- Page text

Combining tables with SQL UNION

How to combine rows from two tables using SQL UNION.

What is SQL UNION

Let’s say you want to look at the number of people you have at each stage of the sales pipeline, but there’s a problem: leads and prospects live in one table (although with different filters), trial data live in another table, and customer data in another one. You need to count all of those and combine that info into one table, but they all have different logic and use different sources. SQL has a special operator UNION that lets you combine query results from different tables.

There are two UNION operators in SQL - UNION and UNION ALL. Most of this article applies both to UNION and UNION ALL.

Unions vs joins vs intersections: when to use each one

There are (at least) three ways to combine results of queries in SQL: JOIN, UNION, and INTERSECT. They serve different purposes:

  • Use UNION when you want to add more rows to your results.
  • Use JOIN to add more columns to your results.
  • Use INTERSECT when you want to find the common set of rows between tables.

Union Join Intersect

Combine query results with SQL UNION

To see what UNION does, let’s run the following SQL query (for example, you can run it in Metabase):

SELECT "Kitten" as pet_type, 0.5 as pet_age

UNION ALL

SELECT "Puppy", 2

UNION ALL

SELECT "Bird", 17;

The result is:

| pet_type | pet_age |
| -------- | ------- |
| Kitten   | 0.5     |
| Puppy    | 2       |
| Bird     | 17      |

What’s going on:

  1. SQL executes each SELECT query between the UNION clauses.

- Data listing
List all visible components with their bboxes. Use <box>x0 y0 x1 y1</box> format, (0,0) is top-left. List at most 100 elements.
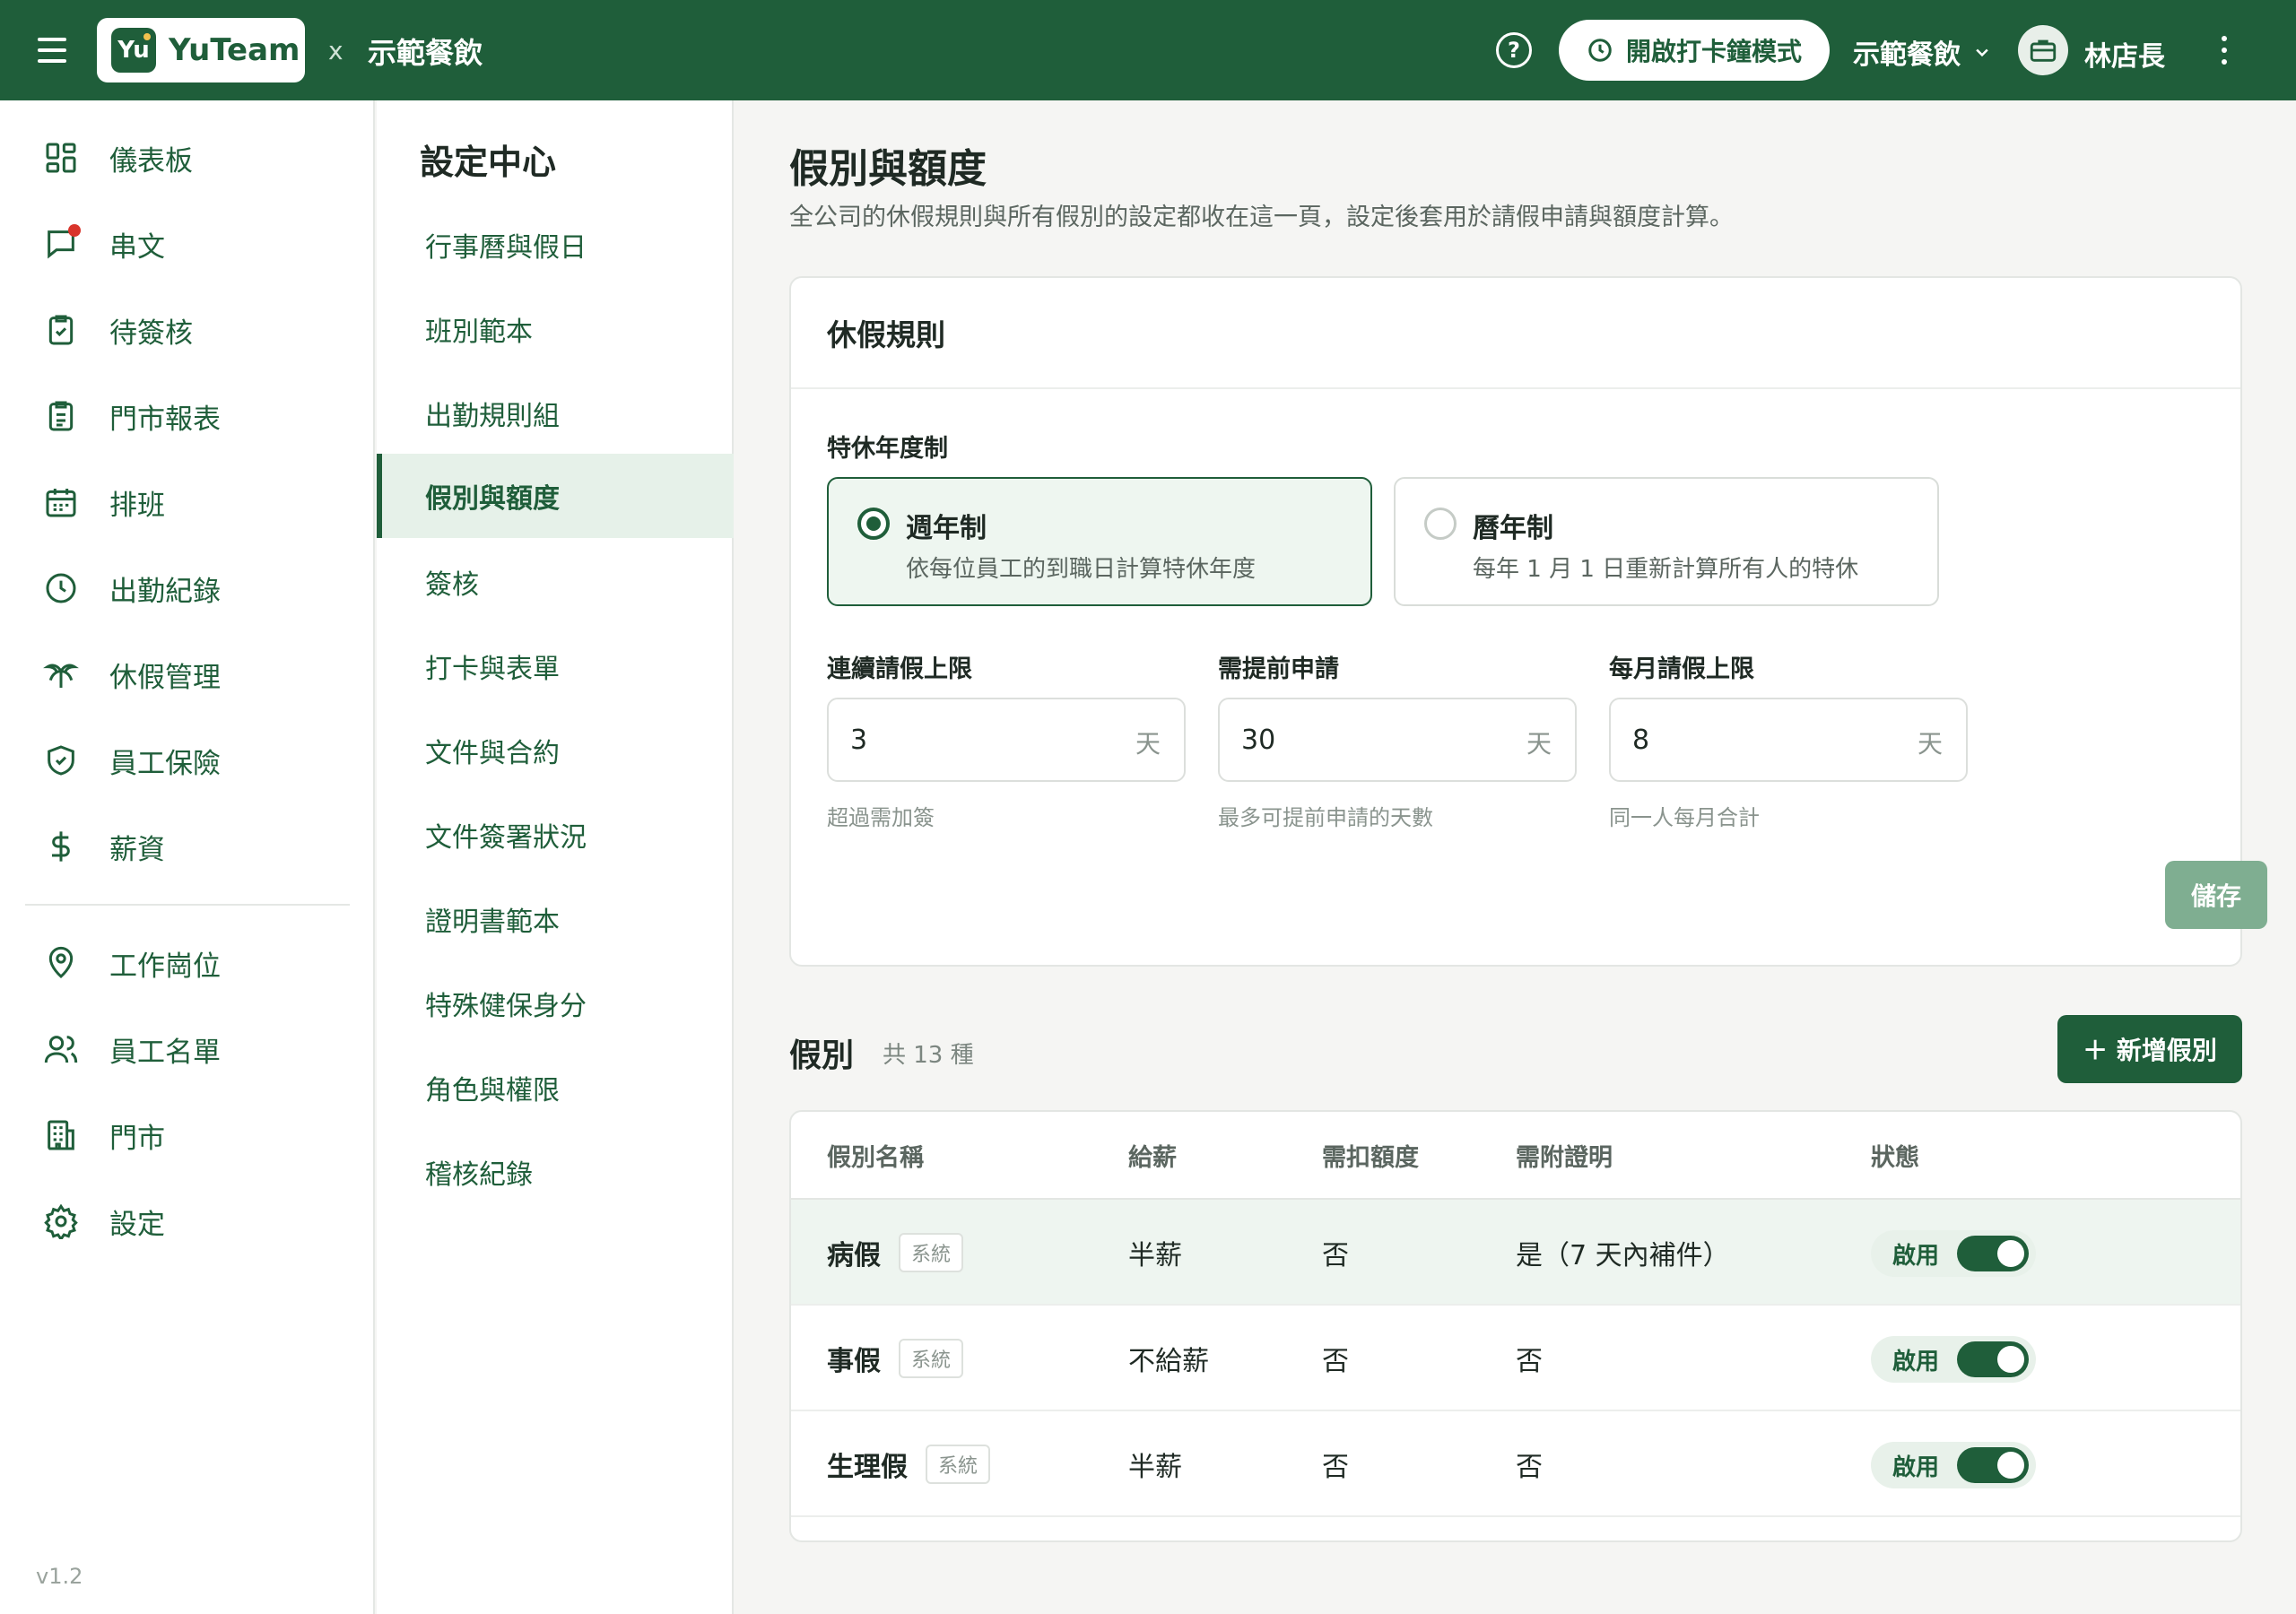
advance-apply-label: 需提前申請 <box>1218 655 1339 683</box>
sidebar-item-approvals[interactable]: 待簽核 <box>0 294 375 366</box>
monthly-limit-label: 每月請假上限 <box>1609 655 1754 683</box>
subnav-item-roles-permissions[interactable]: 角色與權限 <box>377 1046 734 1130</box>
save-button[interactable]: 儲存 <box>2165 861 2267 929</box>
status-toggle[interactable] <box>1957 1341 2029 1377</box>
leave-name-cell: 生理假 系統 <box>827 1411 991 1517</box>
option-title: 週年制 <box>906 513 987 544</box>
page-description: 全公司的休假規則與所有假別的設定都收在這一頁，設定後套用於請假申請與額度計算。 <box>789 204 1734 231</box>
table-row[interactable]: 事假 系統 不給薪 否 否 啟用 <box>791 1306 2240 1411</box>
sidebar-item-label: 排班 <box>109 489 165 522</box>
status-badge: 啟用 <box>1871 1230 2036 1277</box>
subnav-item-signing-status[interactable]: 文件簽署狀況 <box>377 793 734 877</box>
chat-icon <box>39 222 83 265</box>
sidebar-item-label: 休假管理 <box>109 661 221 694</box>
more-vertical-icon[interactable] <box>2215 32 2233 68</box>
proof-cell: 否 <box>1516 1452 1543 1483</box>
subnav-item-audit-log[interactable]: 稽核紀錄 <box>377 1130 734 1214</box>
logo-text: YuTeam <box>169 32 300 68</box>
sidebar-item-payroll[interactable]: 薪資 <box>0 811 375 882</box>
column-header-deduct: 需扣額度 <box>1322 1143 1419 1172</box>
subnav-item-documents-contracts[interactable]: 文件與合約 <box>377 708 734 793</box>
column-header-status: 狀態 <box>1871 1143 1919 1172</box>
status-toggle[interactable] <box>1957 1447 2029 1483</box>
leave-name: 病假 <box>827 1240 881 1271</box>
deduct-cell: 否 <box>1322 1452 1349 1483</box>
table-row[interactable]: 生理假 系統 半薪 否 否 啟用 <box>791 1411 2240 1517</box>
system-tag: 系統 <box>899 1339 964 1378</box>
subnav-item-shift-templates[interactable]: 班別範本 <box>377 287 734 371</box>
option-calendar-year[interactable]: 曆年制 每年 1 月 1 日重新計算所有人的特休 <box>1394 477 1939 606</box>
settings-subnav: 設定中心 行事曆與假日 班別範本 出勤規則組 假別與額度 簽核 打卡與表單 文件… <box>377 100 734 1614</box>
sidebar-item-label: 待簽核 <box>109 317 193 350</box>
logo-mark: Yu <box>111 28 156 73</box>
sidebar-item-dashboard[interactable]: 儀表板 <box>0 122 375 194</box>
leave-name: 生理假 <box>827 1452 908 1483</box>
store-select[interactable]: 示範餐飲 <box>1853 32 1991 72</box>
subnav-item-leave-quota[interactable]: 假別與額度 <box>377 454 734 538</box>
proof-cell: 否 <box>1516 1346 1543 1377</box>
input-unit: 天 <box>1917 729 1943 759</box>
add-leave-type-button[interactable]: ＋ 新增假別 <box>2057 1015 2242 1083</box>
sidebar-item-stores[interactable]: 門市 <box>0 1099 375 1171</box>
sidebar-item-settings[interactable]: 設定 <box>0 1185 375 1257</box>
leave-name-cell: 事假 系統 <box>827 1306 964 1411</box>
building-icon <box>39 1114 83 1157</box>
logo[interactable]: Yu YuTeam <box>97 18 305 82</box>
users-icon <box>39 1028 83 1071</box>
advance-apply-input[interactable]: 30 天 <box>1218 698 1577 782</box>
calendar-icon <box>39 481 83 524</box>
subnav-item-health-insurance-status[interactable]: 特殊健保身分 <box>377 961 734 1046</box>
deduct-cell: 否 <box>1322 1346 1349 1377</box>
sidebar-item-chat[interactable]: 串文 <box>0 208 375 280</box>
dollar-icon <box>39 825 83 868</box>
org-name: 示範餐飲 <box>368 36 483 70</box>
user-name[interactable]: 林店長 <box>2084 34 2165 74</box>
subnav-item-clock-forms[interactable]: 打卡與表單 <box>377 624 734 708</box>
sidebar-item-employees[interactable]: 員工名單 <box>0 1013 375 1085</box>
sidebar-item-label: 員工名單 <box>109 1036 221 1069</box>
leave-types-title: 假別 <box>789 1037 855 1074</box>
sidebar-item-label: 薪資 <box>109 833 165 866</box>
clock-mode-label: 開啟打卡鐘模式 <box>1625 37 1802 66</box>
sidebar: 儀表板 串文 待簽核 門市報表 排班 出勤紀錄 休假管理 員工保險 薪資 工作崗… <box>0 100 375 1614</box>
sidebar-item-schedule[interactable]: 排班 <box>0 466 375 538</box>
sidebar-item-store-reports[interactable]: 門市報表 <box>0 380 375 452</box>
sidebar-item-label: 出勤紀錄 <box>109 575 221 608</box>
leave-name: 事假 <box>827 1346 881 1377</box>
location-pin-icon <box>39 941 83 985</box>
sidebar-item-label: 串文 <box>109 230 165 264</box>
max-consecutive-input[interactable]: 3 天 <box>827 698 1186 782</box>
sidebar-item-positions[interactable]: 工作崗位 <box>0 927 375 999</box>
clock-icon <box>1588 39 1612 62</box>
max-consecutive-hint: 超過需加簽 <box>827 805 935 830</box>
sidebar-item-label: 儀表板 <box>109 144 193 178</box>
subnav-item-attendance-rules[interactable]: 出勤規則組 <box>377 371 734 456</box>
subnav-item-calendar-holidays[interactable]: 行事曆與假日 <box>377 203 734 287</box>
status-badge: 啟用 <box>1871 1442 2036 1488</box>
subnav-item-approval[interactable]: 簽核 <box>377 540 734 624</box>
menu-icon[interactable] <box>36 34 68 66</box>
sidebar-item-attendance[interactable]: 出勤紀錄 <box>0 552 375 624</box>
input-value: 8 <box>1632 724 1650 756</box>
avatar[interactable] <box>2018 25 2068 75</box>
sidebar-item-leave[interactable]: 休假管理 <box>0 638 375 710</box>
status-toggle[interactable] <box>1957 1236 2029 1271</box>
sidebar-item-insurance[interactable]: 員工保險 <box>0 725 375 796</box>
help-icon[interactable]: ? <box>1496 32 1532 68</box>
sidebar-item-label: 門市報表 <box>109 403 221 436</box>
palm-tree-icon <box>39 653 83 696</box>
pay-cell: 不給薪 <box>1128 1346 1209 1377</box>
store-select-value: 示範餐飲 <box>1853 39 1961 71</box>
table-row[interactable]: 病假 系統 半薪 否 是（7 天內補件） 啟用 <box>791 1200 2240 1306</box>
leave-rules-title: 休假規則 <box>791 278 2240 389</box>
sidebar-item-label: 工作崗位 <box>109 950 221 983</box>
app-version: v1.2 <box>36 1564 83 1589</box>
option-description: 每年 1 月 1 日重新計算所有人的特休 <box>1473 556 1859 583</box>
monthly-limit-input[interactable]: 8 天 <box>1609 698 1968 782</box>
column-header-name: 假別名稱 <box>827 1143 924 1172</box>
subnav-item-certificate-templates[interactable]: 證明書範本 <box>377 877 734 961</box>
status-label: 啟用 <box>1892 1348 1940 1375</box>
option-anniversary-year[interactable]: 週年制 依每位員工的到職日計算特休年度 <box>827 477 1372 606</box>
top-bar: Yu YuTeam x 示範餐飲 ? 開啟打卡鐘模式 示範餐飲 林店長 <box>0 0 2296 100</box>
clock-mode-button[interactable]: 開啟打卡鐘模式 <box>1559 20 1830 81</box>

- Problem 1
Translate this sentence from the SQL UNION article into French: "SQL has a special operator UNION that lets you combine query results from different tables."
- Problem 2
Carry on the SQL UNION article from the point where it ends.

- Exercise result 1
SQL dispose d'un opérateur spécial, UNION, qui permet de combiner les résultats de requêtes provenant de différentes tables.

- Exercise result 2
  2. Stacks the rows of the results.
  3. Uses the aliases (AS "Kitten") from the first query as the column headings.

Queries that are getting unioned (is that a word?..) don’t need to return a single line - the queries can include filters, grouping, CTEs, and so on. For example, let’s say you have two queries:

First query

SELECT
    breed,
    count(*)
FROM kittens
GROUP BY breed;

And the first query returns:

| BREED              | COUNT(*)  |
| ------------------ | --------- |
| Domestic shorthair | 23        |
| Domestic longhair  | 10        |
| Siamese            | 3         |

Second query

SELECT
    breed,
    count(*)
FROM puppies
GROUP BY breed;

And the second query returns:

| BREED         | COUNT(*)  |
| ------------- | --------- |
| Beagle        | 3         |
| Borzoi        | 1         |
| Corgi         | 5         |
| Very good boy | 37        |

Then the union of these queries is:

-- First query
SELECT
    breed,
    count(*)
FROM kittens
GROUP BY color

UNION ALL

-- Second query
SELECT
    breed,
    count(*)
FROM puppies
GROUP BY color

And the result of the UNION ALL query:

| BREED              | COUNT(*)  |
| ------------------ | --------- |
| Domestic shorthair | 23        |
| Domestic longhair  | 10        |
| Siamese            | 3         |
| Beagle             | 3         |
| Borzoi             | 1         |
| Corgi              | 5         |
| Very good boy      | 37        |

So UNION ALL just executed queries one by one, and stacked the results. There are some nuances in how UNION (ALL) handles column names, column order, and column types, but at the most basic level, it’s just stacking the rows.

UNION ALL takes all the rows, UNION tries to deduplicate rows

  • UNION ALL takes query results and stacks them together.
  • UNION (without the ALL) does the same, but also tries to deduplicate rows.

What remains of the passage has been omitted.